Date of decision: 04-09-2015
CJEU - C‑554/13 Z. Zh. and O. V Staatssecretaris van Veiligheid en Justitie
Country of applicant: China

This case related to two third country nationals who were ordered to leave the Netherlands, without being granted a period for voluntary departure, on the basis that they constituted a risk to public policy.

The CJEU gave guidance on the meaning of Article 7(4) of the Returns Directive, stating that the concept of a ‘risk to public policy’ should be interpreted strictly with an individualised assessment of the personal conduct of the person. Suspicion or conviction for a criminal offence was a relevant consideration. However, it was unnecessary to conduct a new assessment solely relating to the period for voluntary departure where the person had already been found to constitute a risk to public policy. 

Date of decision: 11-06-2015
France - Council of State, Interior Minister (Home Secretary) against M.A, 5 June 2015

The right to be heard prior to the adoption of a return decision, implies that the administrative authority places the foreign national in a position to present, in a useful and effective manner, his point of view on the illegality of his residency and the motives which will be likely to justify the authorities abstaining from taking a return decision.

Document understanding data:

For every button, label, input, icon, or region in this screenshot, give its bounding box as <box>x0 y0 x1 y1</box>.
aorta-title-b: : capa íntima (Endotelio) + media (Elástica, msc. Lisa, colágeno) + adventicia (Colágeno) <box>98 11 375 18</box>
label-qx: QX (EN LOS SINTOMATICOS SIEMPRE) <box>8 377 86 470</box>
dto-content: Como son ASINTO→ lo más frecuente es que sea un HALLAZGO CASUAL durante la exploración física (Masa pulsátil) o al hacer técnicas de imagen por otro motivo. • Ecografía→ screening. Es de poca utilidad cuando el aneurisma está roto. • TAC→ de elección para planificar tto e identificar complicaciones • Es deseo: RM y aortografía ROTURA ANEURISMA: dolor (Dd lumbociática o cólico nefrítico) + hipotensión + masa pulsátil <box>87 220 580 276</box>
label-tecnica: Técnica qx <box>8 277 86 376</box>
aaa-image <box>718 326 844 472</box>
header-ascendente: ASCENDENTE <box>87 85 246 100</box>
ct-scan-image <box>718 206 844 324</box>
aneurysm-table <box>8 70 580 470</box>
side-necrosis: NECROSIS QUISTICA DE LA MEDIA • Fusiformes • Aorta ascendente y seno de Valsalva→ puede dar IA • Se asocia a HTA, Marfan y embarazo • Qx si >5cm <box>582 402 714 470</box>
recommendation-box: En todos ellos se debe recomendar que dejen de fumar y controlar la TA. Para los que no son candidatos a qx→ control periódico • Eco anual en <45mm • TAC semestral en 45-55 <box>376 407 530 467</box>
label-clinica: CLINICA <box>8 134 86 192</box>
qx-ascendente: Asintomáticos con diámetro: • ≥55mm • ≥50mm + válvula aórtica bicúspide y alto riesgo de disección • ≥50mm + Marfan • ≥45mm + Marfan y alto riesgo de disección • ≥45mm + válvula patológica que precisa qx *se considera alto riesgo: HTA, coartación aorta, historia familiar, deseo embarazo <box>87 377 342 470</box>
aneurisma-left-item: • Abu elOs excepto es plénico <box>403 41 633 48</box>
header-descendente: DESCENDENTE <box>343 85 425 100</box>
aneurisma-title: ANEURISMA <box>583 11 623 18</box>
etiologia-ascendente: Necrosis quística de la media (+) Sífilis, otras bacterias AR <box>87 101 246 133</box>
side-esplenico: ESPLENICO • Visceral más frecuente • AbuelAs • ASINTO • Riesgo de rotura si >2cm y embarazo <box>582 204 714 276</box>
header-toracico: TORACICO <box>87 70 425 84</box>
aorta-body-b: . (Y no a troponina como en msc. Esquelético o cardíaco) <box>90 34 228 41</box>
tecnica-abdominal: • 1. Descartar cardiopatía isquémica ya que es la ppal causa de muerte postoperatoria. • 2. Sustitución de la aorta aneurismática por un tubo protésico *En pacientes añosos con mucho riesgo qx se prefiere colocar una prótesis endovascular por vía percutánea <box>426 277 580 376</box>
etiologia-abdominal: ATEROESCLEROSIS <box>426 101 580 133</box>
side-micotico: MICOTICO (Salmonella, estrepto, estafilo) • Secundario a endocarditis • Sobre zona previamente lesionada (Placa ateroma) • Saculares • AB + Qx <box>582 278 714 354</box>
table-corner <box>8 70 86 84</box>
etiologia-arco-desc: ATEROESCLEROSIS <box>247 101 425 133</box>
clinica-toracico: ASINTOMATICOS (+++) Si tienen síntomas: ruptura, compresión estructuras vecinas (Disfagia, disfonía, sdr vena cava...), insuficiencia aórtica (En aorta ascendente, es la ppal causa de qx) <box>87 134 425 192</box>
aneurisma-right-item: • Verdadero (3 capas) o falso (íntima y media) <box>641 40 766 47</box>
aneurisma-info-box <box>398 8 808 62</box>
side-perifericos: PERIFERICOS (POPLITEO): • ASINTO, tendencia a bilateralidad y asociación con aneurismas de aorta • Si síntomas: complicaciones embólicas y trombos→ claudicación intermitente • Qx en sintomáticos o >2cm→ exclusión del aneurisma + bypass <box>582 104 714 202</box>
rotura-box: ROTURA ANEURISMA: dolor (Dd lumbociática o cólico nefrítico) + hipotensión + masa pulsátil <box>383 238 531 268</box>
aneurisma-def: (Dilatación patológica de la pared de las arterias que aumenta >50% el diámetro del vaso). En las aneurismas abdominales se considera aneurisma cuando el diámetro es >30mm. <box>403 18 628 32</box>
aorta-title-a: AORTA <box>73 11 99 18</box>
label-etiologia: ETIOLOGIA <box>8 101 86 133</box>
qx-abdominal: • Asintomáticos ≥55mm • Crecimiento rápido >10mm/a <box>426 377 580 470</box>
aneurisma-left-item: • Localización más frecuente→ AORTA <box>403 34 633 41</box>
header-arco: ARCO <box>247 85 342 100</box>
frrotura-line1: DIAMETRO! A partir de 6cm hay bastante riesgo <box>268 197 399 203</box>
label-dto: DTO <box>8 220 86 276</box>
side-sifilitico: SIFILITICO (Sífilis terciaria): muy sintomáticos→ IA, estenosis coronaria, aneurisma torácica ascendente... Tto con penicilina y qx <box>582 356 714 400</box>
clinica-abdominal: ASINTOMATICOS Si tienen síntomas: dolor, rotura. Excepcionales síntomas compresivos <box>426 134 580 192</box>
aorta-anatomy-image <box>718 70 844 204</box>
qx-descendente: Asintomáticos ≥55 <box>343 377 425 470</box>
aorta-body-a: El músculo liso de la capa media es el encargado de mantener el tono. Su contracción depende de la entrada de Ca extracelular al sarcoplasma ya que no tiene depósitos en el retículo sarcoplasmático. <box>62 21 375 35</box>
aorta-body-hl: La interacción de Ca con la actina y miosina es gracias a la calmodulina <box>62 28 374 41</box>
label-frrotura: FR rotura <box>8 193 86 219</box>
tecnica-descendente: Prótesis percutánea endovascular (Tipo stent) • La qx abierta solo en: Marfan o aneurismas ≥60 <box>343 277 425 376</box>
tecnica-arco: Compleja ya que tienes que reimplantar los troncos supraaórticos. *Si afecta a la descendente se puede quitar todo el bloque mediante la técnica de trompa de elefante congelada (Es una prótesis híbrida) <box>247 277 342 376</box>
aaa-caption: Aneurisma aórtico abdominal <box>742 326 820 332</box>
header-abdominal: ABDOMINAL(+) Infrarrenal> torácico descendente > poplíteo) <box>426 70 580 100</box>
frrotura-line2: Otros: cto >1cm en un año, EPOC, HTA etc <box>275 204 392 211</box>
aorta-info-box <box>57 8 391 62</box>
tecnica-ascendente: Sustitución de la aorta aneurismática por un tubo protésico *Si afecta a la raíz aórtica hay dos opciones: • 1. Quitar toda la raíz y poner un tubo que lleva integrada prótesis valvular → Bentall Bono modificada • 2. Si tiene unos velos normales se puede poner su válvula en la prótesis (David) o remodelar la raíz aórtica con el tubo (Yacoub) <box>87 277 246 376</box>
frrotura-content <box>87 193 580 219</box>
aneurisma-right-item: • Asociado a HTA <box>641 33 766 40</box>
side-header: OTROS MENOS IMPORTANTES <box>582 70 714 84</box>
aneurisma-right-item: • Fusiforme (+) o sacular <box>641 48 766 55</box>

> [Work instruction 1]:
For each statement below, answer yes or no according to the case summaries, and quote the exact words from the text that decide it.
(a) The CJEU case concerned people ordered to leave the Netherlands without being granted a period for voluntary departure.
(b) The CJEU held that a new assessment relating only to the period for voluntary departure is always required.
(c) The French ruling concerns the right to be heard after a return decision has been adopted.
> [Work instruction 2]: Reproduce the case summaries word for word from "Date of decision: 04-09-2015" up to and including "constituted a risk to public policy.".

> [Task result 1]:
(a) Yes: "who were ordered to leave the Netherlands, without being granted a period for voluntary departure"
(b) No: "it was unnecessary to conduct a new assessment solely relating to the period for voluntary departure where the person had already been found to constitute a risk to public policy"
(c) No: "The right to be heard prior to the adoption of a return decision"

> [Task result 2]:
Date of decision: 04-09-2015
CJEU - C‑554/13 Z. Zh. and O. V Staatssecretaris van Veiligheid en Justitie
Country of applicant: China

This case related to two third country nationals who were ordered to leave the Netherlands, without being granted a period for voluntary departure, on the basis that they constituted a risk to public policy.